_Stated task_. Look through the data below. Collect every line where the word "text" occurs.

'''

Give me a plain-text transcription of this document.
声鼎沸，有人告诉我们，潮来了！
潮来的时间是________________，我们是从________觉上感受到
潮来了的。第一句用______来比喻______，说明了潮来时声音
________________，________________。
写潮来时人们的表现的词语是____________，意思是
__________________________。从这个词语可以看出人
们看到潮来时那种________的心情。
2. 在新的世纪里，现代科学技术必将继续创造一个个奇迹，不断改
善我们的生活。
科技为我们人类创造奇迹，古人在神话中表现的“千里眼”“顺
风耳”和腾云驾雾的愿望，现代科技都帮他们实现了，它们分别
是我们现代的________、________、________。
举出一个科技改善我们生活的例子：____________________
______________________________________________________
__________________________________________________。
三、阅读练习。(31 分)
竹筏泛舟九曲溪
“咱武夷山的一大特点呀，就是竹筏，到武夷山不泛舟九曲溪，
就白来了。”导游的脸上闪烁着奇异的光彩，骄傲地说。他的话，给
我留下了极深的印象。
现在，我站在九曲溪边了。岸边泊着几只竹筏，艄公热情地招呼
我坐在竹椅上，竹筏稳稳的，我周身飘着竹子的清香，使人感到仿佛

'''
'''

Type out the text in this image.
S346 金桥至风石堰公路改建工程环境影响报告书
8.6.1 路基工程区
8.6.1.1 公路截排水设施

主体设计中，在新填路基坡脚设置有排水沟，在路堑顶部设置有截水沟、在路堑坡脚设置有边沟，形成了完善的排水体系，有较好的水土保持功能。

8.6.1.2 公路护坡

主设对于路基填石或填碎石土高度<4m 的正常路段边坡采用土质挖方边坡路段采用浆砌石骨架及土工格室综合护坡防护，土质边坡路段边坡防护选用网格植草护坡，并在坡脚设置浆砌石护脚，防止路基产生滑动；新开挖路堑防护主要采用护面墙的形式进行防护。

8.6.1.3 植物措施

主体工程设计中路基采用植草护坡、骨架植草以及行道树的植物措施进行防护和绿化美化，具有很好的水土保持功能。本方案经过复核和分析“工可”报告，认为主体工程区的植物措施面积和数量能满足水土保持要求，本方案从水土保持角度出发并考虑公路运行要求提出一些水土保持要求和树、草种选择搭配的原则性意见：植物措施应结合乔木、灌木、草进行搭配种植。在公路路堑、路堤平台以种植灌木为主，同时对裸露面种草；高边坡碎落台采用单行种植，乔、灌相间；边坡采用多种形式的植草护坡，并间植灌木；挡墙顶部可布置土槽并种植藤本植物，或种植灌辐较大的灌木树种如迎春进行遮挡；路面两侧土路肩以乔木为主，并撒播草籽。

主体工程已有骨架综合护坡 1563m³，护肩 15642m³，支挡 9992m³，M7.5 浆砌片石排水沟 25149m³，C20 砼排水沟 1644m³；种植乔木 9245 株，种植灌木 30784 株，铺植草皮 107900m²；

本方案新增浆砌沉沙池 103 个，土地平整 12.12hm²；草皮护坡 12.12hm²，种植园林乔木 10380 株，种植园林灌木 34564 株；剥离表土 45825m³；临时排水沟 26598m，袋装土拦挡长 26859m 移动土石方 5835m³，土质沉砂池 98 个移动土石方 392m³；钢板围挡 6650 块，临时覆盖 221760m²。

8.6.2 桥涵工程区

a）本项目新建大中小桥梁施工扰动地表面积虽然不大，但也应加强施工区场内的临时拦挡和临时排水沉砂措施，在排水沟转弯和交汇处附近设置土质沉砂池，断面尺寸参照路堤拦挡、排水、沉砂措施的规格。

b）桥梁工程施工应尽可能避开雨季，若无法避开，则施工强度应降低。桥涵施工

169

'''

_Response to this task_.
Give me a plain-text transcription of this document.
Type out the text in this image.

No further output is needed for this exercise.